EXCERPT »
Huevos (Spanish: Eggs) is an island in the Republic of Trinidad and Tobago.  The island is 1.01 km2 (253 acres) in area.  It is one of the "Bocas Islands", which lie in the Bocas del Dragón (Dragons' Mouth) between Trinidad and Venezuela.

Flora
Vegetation of the island includes Yellow Poui, Hog Plum, Naked Indian, and Salt-fish Wood.

Fauna
A number of terrestrial reptiles have been recorded on Huevos, including the Green Iguana (Iguana iguana), Anolis chrysolepis,  the Rainbow Whiptail Lizard (Cnemidophorus lemniscatus), the Turnip-tailed Gecko (Thecadactylus rapicauda), the Variegated Gecko Gonatodes ceciliae, the Rusty Trinidad Gecko (Gonatodes cf ferrugineus), Wiegmann's Striped Gecko (Gonatodes vittatus), Mole's Gecko Sphaerodactylus molei, and Boddarts Tropical Racer snake Mastigodryas boddaerti. Additionally, the marine Hawksbill Turtle has been recorded to nest on the sandy beach at Tortue Bay on Huevos Island (the bay's name derived from these visiting turtles, and the island's name derived from their eggs).

STATED PROBLEM 1 » According to the Huevos Island article, what is the area of the island?
STATED PROBLEM 2 » Translate this sentence from the Huevos Island article into Spanish: "The island is 1.01 km2 (253 acres) in area."
STATED PROBLEM 3 » For each statement, state whether it agrees with the Huevos Island article, and quote the words that decide it: (a) Huevos is part of Venezuela. (b) The Bocas Islands lie between Trinidad and Venezuela. (c) The Hawksbill Turtle has been recorded nesting at Tortue Bay.

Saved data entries
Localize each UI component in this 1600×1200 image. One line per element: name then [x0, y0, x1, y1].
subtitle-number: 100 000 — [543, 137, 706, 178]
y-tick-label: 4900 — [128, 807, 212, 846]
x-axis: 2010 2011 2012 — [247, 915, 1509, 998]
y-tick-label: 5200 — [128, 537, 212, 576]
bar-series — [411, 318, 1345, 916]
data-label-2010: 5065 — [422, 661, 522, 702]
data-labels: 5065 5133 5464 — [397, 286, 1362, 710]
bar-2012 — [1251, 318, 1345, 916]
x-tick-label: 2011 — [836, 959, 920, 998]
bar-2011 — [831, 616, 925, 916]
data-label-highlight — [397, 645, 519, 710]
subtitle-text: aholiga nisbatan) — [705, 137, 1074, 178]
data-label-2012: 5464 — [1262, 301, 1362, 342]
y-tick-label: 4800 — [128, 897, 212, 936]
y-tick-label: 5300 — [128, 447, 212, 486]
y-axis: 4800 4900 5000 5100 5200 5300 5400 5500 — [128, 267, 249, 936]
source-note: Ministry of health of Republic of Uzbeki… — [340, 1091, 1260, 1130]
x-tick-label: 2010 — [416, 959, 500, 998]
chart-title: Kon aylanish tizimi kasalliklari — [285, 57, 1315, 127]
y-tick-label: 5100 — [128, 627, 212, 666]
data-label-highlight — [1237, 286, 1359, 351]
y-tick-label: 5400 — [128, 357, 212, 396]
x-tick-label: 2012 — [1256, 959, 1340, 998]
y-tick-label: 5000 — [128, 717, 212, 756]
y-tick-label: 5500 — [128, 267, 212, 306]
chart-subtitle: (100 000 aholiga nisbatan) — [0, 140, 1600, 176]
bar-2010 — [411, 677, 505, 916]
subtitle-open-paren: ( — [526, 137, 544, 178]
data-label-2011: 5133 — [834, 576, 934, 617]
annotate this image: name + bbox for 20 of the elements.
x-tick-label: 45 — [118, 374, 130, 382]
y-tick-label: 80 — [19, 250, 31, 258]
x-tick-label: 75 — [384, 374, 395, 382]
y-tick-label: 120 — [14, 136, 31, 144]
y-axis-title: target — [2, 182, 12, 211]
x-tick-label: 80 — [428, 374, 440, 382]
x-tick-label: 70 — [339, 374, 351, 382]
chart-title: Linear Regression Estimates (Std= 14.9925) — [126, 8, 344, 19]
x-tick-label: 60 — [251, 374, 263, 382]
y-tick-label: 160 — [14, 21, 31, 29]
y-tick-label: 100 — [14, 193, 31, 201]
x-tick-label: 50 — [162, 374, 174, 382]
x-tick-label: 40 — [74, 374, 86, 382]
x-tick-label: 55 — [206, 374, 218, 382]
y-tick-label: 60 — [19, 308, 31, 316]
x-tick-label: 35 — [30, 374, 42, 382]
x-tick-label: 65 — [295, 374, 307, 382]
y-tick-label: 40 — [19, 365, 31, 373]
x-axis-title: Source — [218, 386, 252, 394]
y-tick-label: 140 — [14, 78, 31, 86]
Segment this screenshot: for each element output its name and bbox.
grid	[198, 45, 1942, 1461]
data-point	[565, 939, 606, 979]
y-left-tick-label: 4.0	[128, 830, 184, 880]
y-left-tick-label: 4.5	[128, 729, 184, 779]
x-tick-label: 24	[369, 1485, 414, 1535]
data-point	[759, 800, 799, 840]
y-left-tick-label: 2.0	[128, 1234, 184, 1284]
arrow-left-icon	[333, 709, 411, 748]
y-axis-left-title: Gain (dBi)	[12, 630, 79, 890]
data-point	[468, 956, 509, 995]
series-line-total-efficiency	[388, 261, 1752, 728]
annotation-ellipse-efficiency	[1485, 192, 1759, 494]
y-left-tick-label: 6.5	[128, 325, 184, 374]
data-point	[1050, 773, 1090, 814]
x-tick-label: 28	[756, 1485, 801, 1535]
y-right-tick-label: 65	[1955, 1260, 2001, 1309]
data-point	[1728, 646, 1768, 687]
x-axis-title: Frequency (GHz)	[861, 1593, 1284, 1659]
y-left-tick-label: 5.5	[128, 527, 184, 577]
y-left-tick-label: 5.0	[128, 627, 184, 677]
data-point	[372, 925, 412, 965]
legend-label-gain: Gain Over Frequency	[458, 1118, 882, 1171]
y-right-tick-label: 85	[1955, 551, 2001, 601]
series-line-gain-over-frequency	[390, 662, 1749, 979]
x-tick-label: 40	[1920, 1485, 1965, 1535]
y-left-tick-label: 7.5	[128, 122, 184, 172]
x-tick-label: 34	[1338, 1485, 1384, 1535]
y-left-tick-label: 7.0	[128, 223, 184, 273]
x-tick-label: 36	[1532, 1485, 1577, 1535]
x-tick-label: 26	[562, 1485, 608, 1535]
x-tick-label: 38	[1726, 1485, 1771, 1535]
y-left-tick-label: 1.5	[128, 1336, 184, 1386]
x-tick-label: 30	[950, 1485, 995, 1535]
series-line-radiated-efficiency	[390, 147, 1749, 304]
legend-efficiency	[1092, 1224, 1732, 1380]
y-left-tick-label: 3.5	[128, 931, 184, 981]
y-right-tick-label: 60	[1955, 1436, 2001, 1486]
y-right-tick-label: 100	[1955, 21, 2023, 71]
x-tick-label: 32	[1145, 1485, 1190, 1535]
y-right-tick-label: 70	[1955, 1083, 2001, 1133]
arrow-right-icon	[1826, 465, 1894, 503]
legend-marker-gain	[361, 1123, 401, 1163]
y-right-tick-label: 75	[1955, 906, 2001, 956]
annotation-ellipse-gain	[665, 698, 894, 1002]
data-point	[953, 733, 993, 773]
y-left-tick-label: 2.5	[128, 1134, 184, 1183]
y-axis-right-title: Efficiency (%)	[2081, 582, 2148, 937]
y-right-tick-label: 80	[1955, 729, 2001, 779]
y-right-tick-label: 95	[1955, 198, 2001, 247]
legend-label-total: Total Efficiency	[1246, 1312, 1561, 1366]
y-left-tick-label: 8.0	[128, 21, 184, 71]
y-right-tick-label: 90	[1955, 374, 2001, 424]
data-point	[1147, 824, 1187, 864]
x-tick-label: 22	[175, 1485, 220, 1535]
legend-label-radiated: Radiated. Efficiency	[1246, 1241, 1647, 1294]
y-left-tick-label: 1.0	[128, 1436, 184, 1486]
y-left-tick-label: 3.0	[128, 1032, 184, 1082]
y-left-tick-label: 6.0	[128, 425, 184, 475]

WORKED ANSWER 1 » 1.01 km2 (253 acres)

WORKED ANSWER 2 » La isla tiene una superficie de 1,01 km2 (253 acres).

WORKED ANSWER 3 »
(a) No: "an island in the Republic of Trinidad and Tobago"
(b) Yes: "which lie in the Bocas del Dragón (Dragons' Mouth) between Trinidad and Venezuela"
(c) Yes: "the marine Hawksbill Turtle has been recorded to nest on the sandy beach at Tortue Bay"